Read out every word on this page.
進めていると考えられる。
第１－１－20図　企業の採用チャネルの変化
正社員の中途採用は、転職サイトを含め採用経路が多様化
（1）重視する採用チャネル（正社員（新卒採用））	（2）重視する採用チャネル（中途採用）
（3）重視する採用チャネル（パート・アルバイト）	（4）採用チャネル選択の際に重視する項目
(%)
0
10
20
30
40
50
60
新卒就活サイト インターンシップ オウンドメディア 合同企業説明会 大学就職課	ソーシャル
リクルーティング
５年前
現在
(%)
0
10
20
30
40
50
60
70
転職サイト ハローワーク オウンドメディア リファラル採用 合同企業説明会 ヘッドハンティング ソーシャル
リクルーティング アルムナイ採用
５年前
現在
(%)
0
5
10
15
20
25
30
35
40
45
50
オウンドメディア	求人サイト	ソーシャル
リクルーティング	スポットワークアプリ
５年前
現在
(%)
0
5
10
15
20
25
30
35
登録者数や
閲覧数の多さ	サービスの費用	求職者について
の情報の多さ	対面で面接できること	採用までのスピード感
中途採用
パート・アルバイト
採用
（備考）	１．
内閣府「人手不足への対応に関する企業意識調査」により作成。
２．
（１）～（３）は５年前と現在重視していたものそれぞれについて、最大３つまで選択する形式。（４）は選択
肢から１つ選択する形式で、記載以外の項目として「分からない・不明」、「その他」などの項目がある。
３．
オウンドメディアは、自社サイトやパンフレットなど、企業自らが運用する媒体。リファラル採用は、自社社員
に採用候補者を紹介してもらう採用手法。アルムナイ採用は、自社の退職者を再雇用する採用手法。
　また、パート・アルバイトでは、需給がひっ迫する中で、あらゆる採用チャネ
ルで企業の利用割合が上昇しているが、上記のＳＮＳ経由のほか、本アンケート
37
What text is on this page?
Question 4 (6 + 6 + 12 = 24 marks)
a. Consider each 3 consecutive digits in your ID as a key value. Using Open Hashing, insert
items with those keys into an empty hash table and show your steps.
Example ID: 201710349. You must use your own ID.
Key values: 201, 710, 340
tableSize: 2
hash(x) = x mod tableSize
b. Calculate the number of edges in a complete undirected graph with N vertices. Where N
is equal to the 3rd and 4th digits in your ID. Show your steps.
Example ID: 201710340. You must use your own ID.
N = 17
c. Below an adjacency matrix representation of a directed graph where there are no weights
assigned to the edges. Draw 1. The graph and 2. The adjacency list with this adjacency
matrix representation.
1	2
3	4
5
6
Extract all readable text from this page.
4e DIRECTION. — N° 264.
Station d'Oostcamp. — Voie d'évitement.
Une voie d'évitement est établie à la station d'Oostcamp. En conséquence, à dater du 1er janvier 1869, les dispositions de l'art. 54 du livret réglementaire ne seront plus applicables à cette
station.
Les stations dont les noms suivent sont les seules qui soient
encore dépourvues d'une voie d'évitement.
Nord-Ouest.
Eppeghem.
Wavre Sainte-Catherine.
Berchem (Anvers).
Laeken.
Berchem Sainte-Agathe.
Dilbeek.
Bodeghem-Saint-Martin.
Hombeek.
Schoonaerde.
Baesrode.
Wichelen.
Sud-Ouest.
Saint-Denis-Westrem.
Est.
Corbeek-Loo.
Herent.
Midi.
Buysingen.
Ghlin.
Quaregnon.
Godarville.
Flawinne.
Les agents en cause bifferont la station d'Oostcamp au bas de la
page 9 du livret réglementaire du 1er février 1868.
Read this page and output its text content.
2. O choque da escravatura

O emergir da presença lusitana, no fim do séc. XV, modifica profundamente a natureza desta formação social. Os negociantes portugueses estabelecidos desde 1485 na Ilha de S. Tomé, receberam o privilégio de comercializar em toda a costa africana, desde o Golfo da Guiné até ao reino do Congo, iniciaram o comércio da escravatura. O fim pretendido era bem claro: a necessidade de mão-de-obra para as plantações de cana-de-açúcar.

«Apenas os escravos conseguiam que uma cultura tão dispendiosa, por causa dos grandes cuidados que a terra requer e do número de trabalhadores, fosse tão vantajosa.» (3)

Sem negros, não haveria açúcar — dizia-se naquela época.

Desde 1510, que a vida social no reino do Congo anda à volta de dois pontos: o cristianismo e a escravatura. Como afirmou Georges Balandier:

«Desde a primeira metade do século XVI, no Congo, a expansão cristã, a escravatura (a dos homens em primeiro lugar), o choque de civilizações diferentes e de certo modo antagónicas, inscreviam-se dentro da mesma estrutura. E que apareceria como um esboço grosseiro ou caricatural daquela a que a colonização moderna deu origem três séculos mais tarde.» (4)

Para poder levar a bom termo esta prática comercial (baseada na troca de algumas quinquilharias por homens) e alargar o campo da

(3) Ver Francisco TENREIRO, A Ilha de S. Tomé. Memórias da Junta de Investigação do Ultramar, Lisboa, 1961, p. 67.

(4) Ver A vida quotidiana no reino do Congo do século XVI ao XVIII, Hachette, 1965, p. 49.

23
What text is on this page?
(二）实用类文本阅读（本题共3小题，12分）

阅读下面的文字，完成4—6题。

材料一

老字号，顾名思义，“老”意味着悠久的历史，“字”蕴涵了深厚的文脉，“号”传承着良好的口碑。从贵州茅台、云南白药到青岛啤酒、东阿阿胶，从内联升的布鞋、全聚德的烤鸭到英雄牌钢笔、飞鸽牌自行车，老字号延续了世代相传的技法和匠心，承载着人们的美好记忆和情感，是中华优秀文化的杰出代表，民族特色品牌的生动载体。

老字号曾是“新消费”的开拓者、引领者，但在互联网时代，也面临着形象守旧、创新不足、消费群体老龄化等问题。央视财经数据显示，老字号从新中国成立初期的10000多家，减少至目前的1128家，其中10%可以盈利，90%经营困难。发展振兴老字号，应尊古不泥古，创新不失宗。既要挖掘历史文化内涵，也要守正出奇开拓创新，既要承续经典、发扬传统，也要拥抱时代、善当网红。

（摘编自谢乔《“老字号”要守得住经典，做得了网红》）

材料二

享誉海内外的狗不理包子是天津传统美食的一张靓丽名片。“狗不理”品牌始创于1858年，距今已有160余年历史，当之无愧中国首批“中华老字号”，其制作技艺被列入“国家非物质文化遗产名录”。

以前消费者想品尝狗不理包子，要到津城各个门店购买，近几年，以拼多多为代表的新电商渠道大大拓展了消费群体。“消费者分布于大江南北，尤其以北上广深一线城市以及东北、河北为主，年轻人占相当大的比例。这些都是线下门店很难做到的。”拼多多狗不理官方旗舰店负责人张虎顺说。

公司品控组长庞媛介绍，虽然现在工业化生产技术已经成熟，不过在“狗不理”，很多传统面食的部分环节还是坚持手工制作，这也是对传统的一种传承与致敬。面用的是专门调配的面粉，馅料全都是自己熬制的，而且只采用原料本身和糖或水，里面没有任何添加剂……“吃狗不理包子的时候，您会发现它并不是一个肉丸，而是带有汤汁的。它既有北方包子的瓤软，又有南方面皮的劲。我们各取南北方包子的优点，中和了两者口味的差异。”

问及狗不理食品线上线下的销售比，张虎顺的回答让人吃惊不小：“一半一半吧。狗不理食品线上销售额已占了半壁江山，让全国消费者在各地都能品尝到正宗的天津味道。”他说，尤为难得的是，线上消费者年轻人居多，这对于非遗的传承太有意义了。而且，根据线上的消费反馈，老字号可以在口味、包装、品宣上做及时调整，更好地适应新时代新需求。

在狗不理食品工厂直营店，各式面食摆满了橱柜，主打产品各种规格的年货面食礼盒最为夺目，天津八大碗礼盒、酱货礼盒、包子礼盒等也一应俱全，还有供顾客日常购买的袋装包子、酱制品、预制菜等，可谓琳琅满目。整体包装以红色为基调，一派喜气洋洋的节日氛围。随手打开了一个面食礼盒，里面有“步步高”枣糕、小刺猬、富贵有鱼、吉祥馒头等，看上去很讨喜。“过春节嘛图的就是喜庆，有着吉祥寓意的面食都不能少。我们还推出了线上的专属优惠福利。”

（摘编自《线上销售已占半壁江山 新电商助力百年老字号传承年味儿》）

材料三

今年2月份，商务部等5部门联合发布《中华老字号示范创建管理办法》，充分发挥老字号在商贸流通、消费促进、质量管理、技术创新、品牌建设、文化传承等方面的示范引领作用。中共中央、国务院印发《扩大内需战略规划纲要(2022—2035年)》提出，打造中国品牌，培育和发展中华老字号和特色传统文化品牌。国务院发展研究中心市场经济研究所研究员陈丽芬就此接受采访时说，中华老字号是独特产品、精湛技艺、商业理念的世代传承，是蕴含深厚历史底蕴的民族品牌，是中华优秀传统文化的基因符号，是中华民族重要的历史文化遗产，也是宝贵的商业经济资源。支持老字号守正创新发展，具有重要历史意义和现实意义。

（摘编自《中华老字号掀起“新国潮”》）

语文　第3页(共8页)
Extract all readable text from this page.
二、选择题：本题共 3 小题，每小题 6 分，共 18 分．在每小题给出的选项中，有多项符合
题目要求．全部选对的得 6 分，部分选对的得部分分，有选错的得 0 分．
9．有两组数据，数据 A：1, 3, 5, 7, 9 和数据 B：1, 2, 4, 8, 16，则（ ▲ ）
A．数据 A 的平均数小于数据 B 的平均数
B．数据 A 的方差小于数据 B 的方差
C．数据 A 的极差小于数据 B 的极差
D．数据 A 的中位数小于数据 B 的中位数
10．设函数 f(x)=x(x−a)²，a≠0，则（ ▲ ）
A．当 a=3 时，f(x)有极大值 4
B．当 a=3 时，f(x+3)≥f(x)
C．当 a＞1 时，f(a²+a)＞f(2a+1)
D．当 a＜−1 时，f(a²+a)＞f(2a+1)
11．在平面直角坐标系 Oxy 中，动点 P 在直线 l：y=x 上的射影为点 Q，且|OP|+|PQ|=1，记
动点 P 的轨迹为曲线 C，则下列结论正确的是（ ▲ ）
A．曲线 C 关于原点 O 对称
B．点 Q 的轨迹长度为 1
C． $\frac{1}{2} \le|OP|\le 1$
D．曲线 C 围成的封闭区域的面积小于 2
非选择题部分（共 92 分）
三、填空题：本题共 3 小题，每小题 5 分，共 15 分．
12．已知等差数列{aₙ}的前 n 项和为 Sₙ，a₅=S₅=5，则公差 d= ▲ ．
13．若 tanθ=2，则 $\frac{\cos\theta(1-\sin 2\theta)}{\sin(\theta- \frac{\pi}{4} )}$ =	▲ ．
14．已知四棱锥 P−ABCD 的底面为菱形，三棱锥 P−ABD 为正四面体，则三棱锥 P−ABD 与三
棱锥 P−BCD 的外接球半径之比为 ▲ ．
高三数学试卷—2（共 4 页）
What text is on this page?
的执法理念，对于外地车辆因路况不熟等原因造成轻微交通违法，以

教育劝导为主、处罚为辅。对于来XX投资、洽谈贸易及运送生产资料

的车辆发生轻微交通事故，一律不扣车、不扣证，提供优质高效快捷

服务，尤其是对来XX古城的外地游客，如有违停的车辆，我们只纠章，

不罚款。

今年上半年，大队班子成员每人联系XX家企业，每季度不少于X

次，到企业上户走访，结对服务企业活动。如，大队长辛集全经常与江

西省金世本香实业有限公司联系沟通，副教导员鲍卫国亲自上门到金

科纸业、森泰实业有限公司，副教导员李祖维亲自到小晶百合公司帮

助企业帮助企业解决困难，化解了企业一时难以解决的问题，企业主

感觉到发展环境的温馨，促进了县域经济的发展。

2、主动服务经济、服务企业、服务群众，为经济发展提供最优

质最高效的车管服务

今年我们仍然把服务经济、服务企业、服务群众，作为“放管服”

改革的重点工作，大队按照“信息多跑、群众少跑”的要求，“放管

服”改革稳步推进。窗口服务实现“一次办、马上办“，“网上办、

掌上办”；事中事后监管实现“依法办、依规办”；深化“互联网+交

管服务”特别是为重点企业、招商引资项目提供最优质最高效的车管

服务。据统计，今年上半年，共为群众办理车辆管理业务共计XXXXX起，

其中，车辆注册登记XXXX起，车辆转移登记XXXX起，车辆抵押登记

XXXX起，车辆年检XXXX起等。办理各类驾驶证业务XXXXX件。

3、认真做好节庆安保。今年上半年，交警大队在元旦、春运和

__Objective__. Which lines include "Berchem"? Copy each of them out.

__Result for this exercise__.
Berchem (Anvers).
Berchem Sainte-Agathe.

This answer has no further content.